Due sacchi neri e un silenzio durato oltre tre anni tornano a pesare sulla morte di Liliana Resinovich. È una testimonianza rimasta nascosta finora, raccontata da chi sostiene di aver fornito alla donna quei sacchi nei mesi precedenti alla scomparsa. A dichiararlo è Alfonso Buonocore, ex ristoratore triestino, che ora ha deciso di parlare e consegnare un audio alla Squadra mobile. Le indagini ripartono proprio da quei materiali che avvolgevano il corpo della 63enne, scomparsa il 14 dicembre 2021 e trovata morta il 5 gennaio 2022 nel boschetto dell’ex ospedale psichiatrico di Trieste.
L’ex ristoratore: «Me ne chiese due e mi pregò di non dire nulla» – Originario della Costiera Amalfitana e residente a Trieste da più di quarant’anni, l’uomo sostiene di aver incontrato spesso Resinovich nei pressi della sua pizzeria, frequentata da lei e dal marito Sebastiano Visintin, unico indagato. Racconta che la donna gli avrebbe chiesto un sacco dell’immondizia mentre stava gettando rifiuti: «Mi chiese se potevo venderle uno di quei sacchi neri. Ne ho recuperato uno e lei lo ha messo in borsa prima che arrivasse il marito». Il giorno successivo, dice di aver ricevuto una seconda richiesta: «L’ho fatta entrare nel locale perché faceva freddo, le ho offerto un caffè e le ho dato un altro sacco. Mi voleva pagare 50 centesimi, ma le ho detto che l’avrei messo in conto a Sebastiano. Lei mi ha chiesto di non parlarne con nessuno». Buonocore sostiene inoltre di possedere ancora un lotto identico di quei sacchi, descritti come particolarmente robusti, acquistati da una ditta della zona di Grado. Aggiunge, però, di non avere alcuna certezza che sia lo stesso materiale trovato addosso alla donna. Dice di aver mantenuto il riserbo per un consiglio ricevuto da un amico carabiniere, che gli avrebbe suggerito di «stare fuori da quella storia». Ora ha scelto di riferire quanto ricorda «per contribuire a fare chiarezza».
Nuovi accertamenti ordinati dal gip – Le dichiarazioni dell’ex ristoratore saranno valutate nell’ambito dell’incidente probatorio disposto dalla giudice per le indagini preliminari Flavia Mangiante. Saranno i periti Paolo Fattorini, Chiara Turchi ed Eva Sacchi a occuparsi dei reperti, tra cui proprio i due sacchi neri in cui era avvolto il corpo. È la terza serie di analisi, dopo che il gip Luigi Dainotti ha respinto la richiesta di archiviazione della Procura, ordinando ulteriori approfondimenti.
Le analisi sui materiali – La polizia scientifica descrive i sacchi come «sacchi dell’immondizia di cellophane di colore nero», uno di dimensioni 106 per 75 centimetri e l’altro 100 per 70. Le campionature non hanno restituito impronte digitali utili, nemmeno appartenenti alla stessa Resinovich. Sono state trovate tracce del suo Dna, ma nessun segno papillare che indichi contatti di terzi. Su un sacco è stato individuato un segno inizialmente interpretato come impronta di guanto, poi riconosciuto come la trama del jeans della donna. Sul cordino che teneva i due sacchetti leggeri sul capo era presente una traccia biologica maschile, ma la comparazione con il Dna di Visintin e di altre persone vicine al caso ha dato esito negativo.
Il legale della famiglia: «La verità è nelle carte» – Per l’avvocato Nicodemo Gentile, difensore del fratello della vittima, Sergio Resinovich, il nuovo impulso investigativo deve concentrarsi sugli elementi ritenuti decisivi: «La verità e il nome dell’assassino sono già nelle carte: ora si vada fino in fondo». Il legale chiede attenzione sul cordino repertato e sulle immagini GoPro del 14 dicembre, su cui «permangono dubbi per presunte alterazioni e tagli già segnalati agli inquirenti».

Elenco delle attività:
1. Secondo l'articolo su Liliana Resinovich, quali dimensioni hanno i due sacchi descritti dalla polizia scientifica?
2. Ricopia il passo dell'articolo su Liliana Resinovich cominciando dalle parole «Nuovi accertamenti ordinati» e fermandoti dopo «ordinando ulteriori approfondimenti.».

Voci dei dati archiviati
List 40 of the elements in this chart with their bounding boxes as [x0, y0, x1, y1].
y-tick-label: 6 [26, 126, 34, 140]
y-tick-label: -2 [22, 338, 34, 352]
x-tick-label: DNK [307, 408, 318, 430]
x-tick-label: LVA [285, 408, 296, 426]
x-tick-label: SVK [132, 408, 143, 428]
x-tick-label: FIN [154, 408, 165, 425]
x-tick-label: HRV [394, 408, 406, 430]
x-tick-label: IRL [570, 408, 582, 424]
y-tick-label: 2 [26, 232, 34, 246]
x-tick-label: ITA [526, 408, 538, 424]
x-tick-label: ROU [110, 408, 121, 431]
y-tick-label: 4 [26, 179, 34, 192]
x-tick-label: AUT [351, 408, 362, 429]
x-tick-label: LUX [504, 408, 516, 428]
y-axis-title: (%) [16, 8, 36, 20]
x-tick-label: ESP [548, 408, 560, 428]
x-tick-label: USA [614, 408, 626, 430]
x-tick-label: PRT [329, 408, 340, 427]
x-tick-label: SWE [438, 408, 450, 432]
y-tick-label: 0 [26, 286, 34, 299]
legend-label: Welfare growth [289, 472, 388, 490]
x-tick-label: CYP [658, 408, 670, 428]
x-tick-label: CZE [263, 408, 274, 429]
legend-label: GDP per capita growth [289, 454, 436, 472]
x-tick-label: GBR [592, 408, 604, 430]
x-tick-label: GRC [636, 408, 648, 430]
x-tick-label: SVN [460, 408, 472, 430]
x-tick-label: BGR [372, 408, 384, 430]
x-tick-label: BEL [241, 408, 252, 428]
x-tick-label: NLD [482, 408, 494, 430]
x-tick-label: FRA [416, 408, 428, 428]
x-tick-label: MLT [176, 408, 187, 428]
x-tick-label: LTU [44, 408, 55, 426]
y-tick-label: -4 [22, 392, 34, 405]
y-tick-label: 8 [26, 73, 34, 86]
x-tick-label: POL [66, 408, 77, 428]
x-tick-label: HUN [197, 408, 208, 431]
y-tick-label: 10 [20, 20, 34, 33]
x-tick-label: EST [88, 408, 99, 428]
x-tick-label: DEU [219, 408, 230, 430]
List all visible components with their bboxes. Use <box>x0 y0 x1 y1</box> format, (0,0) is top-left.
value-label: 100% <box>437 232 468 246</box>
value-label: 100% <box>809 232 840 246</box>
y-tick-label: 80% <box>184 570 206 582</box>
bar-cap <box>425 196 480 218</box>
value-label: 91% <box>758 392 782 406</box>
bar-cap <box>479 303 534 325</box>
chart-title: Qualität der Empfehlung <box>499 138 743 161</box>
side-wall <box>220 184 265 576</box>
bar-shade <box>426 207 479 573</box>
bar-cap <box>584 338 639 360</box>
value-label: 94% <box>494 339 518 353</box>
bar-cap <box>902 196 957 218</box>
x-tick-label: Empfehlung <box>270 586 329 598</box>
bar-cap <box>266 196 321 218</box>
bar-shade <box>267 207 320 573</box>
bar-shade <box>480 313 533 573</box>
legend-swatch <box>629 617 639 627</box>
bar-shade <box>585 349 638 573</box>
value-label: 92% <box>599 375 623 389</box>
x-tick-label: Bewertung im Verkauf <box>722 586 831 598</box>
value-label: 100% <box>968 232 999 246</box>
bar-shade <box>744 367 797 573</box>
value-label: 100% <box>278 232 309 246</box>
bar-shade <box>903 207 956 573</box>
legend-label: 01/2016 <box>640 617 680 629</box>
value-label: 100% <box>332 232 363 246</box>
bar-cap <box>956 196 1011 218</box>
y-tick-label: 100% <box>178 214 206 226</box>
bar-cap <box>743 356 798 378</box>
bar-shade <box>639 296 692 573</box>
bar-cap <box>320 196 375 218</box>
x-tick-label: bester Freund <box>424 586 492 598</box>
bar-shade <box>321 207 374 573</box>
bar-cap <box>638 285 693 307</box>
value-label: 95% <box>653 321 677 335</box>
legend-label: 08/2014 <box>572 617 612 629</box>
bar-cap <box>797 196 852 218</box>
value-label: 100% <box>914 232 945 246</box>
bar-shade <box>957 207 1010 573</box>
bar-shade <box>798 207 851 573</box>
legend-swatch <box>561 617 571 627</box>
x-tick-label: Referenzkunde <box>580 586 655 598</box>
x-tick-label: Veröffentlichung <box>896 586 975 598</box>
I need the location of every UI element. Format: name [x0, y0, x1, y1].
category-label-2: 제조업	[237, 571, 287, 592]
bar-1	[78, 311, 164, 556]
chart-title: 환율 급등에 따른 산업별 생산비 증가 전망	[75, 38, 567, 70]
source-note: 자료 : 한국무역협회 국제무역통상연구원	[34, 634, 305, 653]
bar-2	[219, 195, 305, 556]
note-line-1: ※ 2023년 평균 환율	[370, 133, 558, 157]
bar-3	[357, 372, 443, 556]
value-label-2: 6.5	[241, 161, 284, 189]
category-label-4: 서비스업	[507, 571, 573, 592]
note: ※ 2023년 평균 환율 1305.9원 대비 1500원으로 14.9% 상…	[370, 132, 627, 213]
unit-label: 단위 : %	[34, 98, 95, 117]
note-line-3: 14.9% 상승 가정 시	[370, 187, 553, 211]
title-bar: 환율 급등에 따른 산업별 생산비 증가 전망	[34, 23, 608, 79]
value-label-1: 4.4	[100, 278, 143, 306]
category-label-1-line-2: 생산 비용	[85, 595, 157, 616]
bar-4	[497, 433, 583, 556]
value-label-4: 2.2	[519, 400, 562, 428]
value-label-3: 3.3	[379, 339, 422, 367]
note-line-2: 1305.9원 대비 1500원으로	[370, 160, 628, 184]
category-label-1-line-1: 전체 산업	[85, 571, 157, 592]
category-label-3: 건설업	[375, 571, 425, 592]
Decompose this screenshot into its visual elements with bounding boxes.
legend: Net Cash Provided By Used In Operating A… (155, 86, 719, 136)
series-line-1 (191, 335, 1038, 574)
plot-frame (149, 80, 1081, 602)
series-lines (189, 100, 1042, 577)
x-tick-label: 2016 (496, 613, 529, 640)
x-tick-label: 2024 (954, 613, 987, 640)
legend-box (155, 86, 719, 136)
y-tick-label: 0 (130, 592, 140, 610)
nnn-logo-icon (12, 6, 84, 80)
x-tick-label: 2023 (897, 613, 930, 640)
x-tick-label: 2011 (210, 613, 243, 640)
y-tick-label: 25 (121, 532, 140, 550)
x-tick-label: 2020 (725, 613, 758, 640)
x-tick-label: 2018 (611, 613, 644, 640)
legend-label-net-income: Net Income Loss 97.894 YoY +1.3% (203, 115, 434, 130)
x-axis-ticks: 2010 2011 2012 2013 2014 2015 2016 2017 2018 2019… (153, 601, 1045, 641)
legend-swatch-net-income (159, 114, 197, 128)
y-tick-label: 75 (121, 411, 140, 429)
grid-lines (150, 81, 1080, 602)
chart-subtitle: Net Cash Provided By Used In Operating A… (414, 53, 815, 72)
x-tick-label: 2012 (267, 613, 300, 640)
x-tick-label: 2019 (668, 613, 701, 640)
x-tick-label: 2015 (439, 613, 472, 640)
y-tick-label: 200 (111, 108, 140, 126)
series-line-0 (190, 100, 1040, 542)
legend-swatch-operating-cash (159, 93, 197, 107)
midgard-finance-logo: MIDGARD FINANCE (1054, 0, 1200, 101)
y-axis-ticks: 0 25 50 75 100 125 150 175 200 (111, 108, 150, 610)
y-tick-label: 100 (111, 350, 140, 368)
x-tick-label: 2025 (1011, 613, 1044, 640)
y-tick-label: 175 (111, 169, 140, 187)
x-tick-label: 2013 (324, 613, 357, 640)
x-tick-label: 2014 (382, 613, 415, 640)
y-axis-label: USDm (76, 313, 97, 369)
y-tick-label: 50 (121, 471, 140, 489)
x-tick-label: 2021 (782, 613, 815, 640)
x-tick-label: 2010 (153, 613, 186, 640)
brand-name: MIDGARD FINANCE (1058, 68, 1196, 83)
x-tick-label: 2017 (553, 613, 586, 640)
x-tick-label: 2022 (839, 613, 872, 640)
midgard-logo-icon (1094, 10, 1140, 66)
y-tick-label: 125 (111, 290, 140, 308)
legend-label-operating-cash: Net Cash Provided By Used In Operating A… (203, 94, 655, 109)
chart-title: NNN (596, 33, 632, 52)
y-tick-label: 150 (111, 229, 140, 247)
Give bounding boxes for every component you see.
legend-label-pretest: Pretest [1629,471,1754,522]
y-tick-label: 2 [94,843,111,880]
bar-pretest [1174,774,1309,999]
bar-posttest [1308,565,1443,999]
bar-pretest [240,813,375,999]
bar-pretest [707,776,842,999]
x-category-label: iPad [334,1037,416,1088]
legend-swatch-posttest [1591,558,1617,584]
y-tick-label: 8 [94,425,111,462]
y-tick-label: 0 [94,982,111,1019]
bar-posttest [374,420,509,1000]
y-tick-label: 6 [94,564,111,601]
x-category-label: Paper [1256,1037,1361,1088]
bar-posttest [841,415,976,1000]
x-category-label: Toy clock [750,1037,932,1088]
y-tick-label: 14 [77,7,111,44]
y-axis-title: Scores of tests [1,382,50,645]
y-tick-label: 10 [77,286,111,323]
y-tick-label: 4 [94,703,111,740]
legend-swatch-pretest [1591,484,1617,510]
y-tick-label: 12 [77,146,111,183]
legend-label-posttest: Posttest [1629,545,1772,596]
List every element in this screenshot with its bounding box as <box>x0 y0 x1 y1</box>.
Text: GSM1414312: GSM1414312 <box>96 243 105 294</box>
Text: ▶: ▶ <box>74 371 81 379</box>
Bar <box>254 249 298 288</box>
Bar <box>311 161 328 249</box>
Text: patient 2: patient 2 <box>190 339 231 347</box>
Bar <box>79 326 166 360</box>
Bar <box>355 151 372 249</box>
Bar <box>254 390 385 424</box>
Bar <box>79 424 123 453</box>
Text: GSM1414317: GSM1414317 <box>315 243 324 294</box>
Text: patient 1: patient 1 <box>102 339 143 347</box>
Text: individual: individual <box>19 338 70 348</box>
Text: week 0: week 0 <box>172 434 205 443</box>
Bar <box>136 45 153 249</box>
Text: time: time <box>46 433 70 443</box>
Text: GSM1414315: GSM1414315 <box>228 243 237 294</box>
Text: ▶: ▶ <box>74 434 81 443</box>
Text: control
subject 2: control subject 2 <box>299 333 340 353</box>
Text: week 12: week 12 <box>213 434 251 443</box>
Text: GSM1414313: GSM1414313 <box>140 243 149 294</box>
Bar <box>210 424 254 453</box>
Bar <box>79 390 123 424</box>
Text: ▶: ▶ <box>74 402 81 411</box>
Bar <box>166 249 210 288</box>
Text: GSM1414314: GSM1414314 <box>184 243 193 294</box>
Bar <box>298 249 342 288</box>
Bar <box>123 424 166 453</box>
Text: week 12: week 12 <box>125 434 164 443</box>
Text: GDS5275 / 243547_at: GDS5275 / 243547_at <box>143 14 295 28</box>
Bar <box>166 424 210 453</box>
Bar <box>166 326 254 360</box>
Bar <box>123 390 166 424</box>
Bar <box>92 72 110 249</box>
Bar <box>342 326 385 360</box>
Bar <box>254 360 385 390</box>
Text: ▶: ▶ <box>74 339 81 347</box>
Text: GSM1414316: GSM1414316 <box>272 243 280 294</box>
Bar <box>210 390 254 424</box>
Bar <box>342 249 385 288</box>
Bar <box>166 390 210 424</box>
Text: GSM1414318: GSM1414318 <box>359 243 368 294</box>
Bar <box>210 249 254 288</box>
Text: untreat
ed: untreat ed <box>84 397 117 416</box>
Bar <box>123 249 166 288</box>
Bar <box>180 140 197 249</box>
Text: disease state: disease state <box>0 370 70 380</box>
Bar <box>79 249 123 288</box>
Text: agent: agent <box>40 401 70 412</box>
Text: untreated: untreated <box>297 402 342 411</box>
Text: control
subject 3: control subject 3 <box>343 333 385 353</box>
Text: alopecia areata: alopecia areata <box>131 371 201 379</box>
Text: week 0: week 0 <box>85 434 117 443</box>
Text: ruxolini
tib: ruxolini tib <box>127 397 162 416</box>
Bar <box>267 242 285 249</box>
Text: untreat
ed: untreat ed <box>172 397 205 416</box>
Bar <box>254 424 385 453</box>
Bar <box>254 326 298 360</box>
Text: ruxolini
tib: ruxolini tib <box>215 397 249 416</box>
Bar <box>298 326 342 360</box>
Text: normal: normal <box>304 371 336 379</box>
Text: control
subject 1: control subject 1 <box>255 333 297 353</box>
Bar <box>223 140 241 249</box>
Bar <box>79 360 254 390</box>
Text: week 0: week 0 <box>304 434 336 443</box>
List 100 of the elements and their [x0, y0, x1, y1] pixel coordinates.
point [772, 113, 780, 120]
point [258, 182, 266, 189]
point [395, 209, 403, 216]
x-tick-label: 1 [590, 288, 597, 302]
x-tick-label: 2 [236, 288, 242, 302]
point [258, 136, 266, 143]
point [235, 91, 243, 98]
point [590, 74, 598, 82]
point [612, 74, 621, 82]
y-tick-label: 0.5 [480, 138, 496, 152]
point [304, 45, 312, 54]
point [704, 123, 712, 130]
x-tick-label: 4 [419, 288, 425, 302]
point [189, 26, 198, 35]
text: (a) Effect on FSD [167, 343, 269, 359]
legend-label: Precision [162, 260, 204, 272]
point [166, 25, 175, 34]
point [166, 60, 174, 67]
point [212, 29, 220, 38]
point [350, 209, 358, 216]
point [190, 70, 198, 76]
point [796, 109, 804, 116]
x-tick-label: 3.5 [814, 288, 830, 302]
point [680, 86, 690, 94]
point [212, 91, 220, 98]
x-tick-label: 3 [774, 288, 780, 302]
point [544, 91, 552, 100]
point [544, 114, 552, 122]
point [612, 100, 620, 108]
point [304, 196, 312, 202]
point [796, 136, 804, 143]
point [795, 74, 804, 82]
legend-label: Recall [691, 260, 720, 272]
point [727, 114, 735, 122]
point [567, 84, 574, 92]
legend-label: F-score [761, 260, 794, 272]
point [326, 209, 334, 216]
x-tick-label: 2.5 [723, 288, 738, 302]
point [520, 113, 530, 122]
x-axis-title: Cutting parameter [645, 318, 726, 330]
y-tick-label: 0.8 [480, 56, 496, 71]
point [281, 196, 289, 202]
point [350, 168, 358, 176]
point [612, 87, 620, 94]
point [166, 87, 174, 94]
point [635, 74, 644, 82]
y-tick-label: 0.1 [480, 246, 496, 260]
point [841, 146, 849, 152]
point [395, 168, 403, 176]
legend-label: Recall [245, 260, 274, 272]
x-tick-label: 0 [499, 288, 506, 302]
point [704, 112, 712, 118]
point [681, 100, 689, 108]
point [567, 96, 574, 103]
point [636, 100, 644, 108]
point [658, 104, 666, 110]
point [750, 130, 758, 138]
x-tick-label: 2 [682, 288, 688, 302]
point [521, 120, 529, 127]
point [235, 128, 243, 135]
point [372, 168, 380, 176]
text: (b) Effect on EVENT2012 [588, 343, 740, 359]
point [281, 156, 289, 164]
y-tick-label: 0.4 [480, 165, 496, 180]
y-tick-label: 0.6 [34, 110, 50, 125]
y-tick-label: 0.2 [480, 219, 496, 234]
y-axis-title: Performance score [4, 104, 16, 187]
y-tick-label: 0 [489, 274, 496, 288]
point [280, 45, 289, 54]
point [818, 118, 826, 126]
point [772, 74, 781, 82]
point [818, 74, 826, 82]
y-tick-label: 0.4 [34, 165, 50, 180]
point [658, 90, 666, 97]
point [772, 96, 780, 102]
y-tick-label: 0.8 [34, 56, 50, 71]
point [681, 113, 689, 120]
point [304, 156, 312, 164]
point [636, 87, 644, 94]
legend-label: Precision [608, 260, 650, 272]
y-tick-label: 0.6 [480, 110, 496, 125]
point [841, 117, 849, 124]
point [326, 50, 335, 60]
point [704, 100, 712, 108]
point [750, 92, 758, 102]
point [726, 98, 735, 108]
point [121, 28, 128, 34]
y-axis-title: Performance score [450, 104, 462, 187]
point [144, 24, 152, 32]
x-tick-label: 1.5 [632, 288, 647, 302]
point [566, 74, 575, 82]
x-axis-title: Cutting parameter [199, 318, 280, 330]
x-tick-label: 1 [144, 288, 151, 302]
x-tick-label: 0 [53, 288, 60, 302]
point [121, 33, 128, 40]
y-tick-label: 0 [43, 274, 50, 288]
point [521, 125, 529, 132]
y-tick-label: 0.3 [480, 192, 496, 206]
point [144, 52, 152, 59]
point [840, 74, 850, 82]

Soluzioni:
1. Uno misura 106 per 75 centimetri e l'altro 100 per 70.

2.
Nuovi accertamenti ordinati dal gip – Le dichiarazioni dell’ex ristoratore saranno valutate nell’ambito dell’incidente probatorio disposto dalla giudice per le indagini preliminari Flavia Mangiante. Saranno i periti Paolo Fattorini, Chiara Turchi ed Eva Sacchi a occuparsi dei reperti, tra cui proprio i due sacchi neri in cui era avvolto il corpo. È la terza serie di analisi, dopo che il gip Luigi Dainotti ha respinto la richiesta di archiviazione della Procura, ordinando ulteriori approfondimenti.